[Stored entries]

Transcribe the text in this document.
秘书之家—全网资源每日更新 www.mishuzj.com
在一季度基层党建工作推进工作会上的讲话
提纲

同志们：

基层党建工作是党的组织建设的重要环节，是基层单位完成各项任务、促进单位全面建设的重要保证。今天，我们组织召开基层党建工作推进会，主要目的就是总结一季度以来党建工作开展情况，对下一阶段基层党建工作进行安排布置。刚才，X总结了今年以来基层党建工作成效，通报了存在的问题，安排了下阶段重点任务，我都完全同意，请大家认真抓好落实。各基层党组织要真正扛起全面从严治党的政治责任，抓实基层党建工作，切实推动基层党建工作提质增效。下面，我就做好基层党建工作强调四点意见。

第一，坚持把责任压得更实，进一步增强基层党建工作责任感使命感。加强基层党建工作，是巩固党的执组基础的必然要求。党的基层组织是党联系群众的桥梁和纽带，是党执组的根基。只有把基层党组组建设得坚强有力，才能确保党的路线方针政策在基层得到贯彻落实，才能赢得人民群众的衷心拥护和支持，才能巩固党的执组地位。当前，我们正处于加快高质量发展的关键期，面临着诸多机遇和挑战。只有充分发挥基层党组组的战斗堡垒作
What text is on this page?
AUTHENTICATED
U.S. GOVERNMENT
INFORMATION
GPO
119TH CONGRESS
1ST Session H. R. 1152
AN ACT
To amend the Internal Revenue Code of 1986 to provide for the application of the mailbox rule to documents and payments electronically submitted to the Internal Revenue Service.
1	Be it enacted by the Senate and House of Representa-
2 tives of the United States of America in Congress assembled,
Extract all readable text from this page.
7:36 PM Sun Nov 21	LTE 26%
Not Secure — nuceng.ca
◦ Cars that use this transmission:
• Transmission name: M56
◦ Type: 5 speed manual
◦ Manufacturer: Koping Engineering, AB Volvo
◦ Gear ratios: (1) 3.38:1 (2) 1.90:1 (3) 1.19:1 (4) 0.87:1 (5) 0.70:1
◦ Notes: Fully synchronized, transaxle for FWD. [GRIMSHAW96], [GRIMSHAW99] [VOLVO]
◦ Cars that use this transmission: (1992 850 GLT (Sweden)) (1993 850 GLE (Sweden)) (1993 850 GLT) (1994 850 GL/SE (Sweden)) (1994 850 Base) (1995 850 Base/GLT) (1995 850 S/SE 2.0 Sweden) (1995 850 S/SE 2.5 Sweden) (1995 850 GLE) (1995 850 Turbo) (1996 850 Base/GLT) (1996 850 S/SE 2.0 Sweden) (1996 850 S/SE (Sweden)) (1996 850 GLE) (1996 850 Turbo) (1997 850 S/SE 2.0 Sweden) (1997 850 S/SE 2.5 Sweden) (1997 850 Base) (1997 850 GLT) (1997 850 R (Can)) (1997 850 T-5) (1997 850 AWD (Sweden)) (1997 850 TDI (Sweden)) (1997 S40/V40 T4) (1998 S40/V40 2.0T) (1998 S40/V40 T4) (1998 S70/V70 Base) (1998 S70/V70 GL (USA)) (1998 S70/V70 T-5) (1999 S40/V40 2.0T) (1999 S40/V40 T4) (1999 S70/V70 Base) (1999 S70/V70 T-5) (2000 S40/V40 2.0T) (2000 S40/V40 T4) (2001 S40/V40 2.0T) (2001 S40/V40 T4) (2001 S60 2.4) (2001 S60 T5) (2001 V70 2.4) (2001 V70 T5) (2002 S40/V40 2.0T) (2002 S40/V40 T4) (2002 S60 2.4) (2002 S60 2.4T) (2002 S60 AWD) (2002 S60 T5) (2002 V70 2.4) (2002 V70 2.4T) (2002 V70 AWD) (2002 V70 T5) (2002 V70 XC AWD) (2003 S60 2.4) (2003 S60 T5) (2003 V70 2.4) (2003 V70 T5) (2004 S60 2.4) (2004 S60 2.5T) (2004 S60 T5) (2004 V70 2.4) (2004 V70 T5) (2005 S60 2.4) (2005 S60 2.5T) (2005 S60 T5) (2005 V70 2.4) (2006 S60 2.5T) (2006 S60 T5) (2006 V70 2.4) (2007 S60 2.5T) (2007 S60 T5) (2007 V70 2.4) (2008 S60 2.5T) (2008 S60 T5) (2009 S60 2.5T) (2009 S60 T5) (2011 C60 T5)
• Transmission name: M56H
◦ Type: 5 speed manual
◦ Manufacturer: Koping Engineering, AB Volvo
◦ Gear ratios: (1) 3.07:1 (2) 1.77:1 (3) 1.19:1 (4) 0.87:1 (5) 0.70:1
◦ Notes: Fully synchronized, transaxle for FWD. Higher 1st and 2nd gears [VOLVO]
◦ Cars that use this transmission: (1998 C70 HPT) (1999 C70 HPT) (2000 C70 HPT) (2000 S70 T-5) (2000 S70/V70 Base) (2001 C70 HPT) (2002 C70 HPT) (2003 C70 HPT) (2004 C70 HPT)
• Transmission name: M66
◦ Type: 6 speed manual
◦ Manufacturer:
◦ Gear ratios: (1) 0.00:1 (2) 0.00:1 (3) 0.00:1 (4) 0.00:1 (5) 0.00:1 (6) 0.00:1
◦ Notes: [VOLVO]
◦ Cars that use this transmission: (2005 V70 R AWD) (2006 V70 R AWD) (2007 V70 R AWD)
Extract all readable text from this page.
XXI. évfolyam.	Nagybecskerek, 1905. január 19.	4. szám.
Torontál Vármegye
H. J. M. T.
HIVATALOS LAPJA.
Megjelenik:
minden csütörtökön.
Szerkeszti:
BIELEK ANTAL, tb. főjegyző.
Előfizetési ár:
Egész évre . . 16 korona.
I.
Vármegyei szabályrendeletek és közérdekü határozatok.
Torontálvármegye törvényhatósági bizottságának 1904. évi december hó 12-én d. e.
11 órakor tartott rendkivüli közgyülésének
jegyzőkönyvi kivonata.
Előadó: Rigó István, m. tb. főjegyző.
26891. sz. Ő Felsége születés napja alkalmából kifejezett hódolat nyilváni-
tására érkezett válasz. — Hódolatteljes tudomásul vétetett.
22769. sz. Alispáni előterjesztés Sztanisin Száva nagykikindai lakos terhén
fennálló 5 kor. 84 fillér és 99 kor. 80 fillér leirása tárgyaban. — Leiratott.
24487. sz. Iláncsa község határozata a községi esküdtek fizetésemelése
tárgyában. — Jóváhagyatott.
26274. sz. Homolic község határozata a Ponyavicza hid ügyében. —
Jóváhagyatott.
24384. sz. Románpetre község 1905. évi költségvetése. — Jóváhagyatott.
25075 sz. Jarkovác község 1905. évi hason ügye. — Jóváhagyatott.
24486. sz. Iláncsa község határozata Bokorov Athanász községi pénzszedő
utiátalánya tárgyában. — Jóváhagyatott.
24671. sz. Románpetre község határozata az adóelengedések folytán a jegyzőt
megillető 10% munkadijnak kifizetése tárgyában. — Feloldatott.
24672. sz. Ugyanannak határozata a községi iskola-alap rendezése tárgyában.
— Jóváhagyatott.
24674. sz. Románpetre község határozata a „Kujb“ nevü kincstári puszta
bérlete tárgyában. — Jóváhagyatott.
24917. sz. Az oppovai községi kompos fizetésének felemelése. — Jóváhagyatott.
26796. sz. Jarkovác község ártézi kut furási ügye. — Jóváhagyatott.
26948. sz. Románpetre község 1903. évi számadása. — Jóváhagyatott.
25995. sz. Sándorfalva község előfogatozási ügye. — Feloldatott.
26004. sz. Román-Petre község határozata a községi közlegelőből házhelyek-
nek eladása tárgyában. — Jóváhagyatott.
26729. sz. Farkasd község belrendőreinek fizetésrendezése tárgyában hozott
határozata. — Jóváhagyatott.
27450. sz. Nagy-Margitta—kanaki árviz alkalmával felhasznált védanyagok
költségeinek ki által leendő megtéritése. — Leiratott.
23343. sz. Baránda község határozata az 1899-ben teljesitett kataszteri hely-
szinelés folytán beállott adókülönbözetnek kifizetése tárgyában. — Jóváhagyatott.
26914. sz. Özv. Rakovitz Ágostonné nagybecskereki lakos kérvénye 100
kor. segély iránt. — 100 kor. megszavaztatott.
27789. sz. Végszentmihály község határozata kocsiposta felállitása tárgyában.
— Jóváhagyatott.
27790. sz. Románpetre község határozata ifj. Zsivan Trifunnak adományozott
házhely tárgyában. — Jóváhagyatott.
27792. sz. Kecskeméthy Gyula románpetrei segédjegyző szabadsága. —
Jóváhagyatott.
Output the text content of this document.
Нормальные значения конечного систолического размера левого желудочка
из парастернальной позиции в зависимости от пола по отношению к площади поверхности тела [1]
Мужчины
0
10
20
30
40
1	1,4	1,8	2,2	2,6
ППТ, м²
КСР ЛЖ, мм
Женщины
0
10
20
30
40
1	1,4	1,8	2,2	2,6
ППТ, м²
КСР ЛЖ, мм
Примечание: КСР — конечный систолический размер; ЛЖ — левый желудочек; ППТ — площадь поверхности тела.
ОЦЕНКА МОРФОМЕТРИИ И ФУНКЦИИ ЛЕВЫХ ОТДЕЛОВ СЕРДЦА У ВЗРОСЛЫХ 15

Exercise requirements:
Retype, exactly and only, the lines running from the one with "Output the text content of this document." through the final line of the listing above.

Exercise response:
Output the text content of this document.
Нормальные значения конечного систолического размера левого желудочка
из парастернальной позиции в зависимости от пола по отношению к площади поверхности тела [1]
Мужчины
0
10
20
30
40
1	1,4	1,8	2,2	2,6
ППТ, м²
КСР ЛЖ, мм
Женщины
0
10
20
30
40
1	1,4	1,8	2,2	2,6
ППТ, м²
КСР ЛЖ, мм
Примечание: КСР — конечный систолический размер; ЛЖ — левый желудочек; ППТ — площадь поверхности тела.
ОЦЕНКА МОРФОМЕТРИИ И ФУНКЦИИ ЛЕВЫХ ОТДЕЛОВ СЕРДЦА У ВЗРОСЛЫХ 15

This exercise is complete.